> Prompt:
Determine how many lines include the word "title", then give that number and nothing more.

─── Source data ───

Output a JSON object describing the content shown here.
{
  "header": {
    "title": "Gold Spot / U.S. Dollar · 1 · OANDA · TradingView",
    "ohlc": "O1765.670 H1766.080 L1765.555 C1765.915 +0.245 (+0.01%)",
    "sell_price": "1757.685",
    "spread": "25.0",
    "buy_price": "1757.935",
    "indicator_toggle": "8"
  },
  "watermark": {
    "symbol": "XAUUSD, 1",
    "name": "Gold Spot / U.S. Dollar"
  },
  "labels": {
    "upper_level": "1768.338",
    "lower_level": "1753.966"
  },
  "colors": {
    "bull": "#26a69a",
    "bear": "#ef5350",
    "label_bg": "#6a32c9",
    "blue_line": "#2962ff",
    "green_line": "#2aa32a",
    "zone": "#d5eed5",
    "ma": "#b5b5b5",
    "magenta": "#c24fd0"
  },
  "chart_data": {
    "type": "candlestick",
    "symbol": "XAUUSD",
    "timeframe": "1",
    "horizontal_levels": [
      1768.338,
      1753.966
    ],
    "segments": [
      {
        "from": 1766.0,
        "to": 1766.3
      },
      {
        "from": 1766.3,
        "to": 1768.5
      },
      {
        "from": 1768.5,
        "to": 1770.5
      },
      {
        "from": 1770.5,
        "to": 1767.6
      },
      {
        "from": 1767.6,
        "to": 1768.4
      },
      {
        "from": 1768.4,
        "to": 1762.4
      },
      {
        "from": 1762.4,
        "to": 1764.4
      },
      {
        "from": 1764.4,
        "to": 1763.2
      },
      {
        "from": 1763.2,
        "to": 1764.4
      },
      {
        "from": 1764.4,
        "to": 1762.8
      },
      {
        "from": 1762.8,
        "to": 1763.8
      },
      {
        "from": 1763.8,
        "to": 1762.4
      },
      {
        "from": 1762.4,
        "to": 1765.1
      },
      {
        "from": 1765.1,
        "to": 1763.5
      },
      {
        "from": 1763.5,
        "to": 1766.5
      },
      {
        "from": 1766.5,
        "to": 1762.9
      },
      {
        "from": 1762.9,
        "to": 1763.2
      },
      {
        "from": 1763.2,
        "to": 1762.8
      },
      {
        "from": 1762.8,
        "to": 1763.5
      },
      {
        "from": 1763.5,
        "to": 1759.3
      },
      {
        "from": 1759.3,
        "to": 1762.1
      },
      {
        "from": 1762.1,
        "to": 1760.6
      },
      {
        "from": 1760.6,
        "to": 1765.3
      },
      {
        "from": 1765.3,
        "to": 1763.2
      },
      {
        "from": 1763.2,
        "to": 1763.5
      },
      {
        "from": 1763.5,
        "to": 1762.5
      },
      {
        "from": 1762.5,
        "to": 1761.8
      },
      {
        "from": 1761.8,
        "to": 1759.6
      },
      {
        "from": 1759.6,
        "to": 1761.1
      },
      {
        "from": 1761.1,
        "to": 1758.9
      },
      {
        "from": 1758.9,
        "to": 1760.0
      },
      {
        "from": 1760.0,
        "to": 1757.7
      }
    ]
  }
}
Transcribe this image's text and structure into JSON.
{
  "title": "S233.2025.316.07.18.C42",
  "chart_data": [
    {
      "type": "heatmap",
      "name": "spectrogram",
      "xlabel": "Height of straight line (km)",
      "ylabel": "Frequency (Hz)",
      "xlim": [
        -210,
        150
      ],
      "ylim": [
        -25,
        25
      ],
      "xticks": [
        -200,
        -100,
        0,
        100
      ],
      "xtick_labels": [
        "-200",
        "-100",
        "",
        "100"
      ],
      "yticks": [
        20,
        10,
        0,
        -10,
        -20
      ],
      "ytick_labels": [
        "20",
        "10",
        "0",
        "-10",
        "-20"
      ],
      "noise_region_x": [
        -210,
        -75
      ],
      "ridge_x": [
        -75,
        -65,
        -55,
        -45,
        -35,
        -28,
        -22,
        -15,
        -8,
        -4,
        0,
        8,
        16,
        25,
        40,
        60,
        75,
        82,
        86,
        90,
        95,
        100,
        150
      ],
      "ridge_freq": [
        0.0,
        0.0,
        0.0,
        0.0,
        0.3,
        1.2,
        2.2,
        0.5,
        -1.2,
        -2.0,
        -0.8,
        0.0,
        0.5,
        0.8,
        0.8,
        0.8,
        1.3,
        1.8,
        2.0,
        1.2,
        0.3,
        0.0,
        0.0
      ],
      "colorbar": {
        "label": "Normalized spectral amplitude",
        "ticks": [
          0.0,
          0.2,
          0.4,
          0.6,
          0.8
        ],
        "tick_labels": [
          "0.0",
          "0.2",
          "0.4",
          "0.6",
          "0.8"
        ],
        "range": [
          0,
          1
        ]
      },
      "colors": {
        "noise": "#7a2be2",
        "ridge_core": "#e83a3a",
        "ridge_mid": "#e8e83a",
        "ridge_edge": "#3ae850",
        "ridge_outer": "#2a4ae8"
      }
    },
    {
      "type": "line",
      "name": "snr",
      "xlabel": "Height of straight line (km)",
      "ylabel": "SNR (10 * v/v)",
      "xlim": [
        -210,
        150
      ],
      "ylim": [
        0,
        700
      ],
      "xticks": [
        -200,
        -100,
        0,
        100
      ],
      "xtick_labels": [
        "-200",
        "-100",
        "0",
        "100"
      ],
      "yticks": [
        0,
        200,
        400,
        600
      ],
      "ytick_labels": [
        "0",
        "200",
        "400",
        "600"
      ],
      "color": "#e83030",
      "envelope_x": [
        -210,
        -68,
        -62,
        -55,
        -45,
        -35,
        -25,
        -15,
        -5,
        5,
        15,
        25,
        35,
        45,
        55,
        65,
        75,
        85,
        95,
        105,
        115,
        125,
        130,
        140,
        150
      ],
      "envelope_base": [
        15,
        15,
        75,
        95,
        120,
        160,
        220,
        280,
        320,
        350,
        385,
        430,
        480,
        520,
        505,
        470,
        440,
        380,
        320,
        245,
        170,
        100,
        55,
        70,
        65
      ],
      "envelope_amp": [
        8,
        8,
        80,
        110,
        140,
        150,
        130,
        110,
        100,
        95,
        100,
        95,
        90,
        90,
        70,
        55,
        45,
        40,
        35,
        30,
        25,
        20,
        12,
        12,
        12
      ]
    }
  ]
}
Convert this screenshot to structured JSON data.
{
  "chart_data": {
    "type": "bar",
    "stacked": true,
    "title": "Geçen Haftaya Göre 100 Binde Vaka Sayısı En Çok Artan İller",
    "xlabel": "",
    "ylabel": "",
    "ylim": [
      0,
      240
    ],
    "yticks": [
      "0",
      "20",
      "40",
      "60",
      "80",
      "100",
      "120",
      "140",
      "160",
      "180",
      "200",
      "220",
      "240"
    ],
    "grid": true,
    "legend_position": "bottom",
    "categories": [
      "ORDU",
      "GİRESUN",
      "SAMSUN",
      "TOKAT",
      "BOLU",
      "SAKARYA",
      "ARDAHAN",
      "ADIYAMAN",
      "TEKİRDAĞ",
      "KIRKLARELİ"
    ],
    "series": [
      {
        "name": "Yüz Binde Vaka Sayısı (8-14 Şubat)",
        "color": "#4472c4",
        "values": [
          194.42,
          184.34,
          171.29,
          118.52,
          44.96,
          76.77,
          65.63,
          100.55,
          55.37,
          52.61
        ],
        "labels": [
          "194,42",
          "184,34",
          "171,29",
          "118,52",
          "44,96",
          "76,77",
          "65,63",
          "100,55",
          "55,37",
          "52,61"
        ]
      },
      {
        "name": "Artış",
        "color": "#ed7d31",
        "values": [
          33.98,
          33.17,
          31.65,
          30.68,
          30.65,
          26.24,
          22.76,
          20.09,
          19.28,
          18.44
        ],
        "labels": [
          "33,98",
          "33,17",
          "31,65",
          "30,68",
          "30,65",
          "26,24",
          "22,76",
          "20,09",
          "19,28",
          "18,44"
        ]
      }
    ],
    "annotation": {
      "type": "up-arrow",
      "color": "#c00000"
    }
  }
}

───

> Result of this task:
3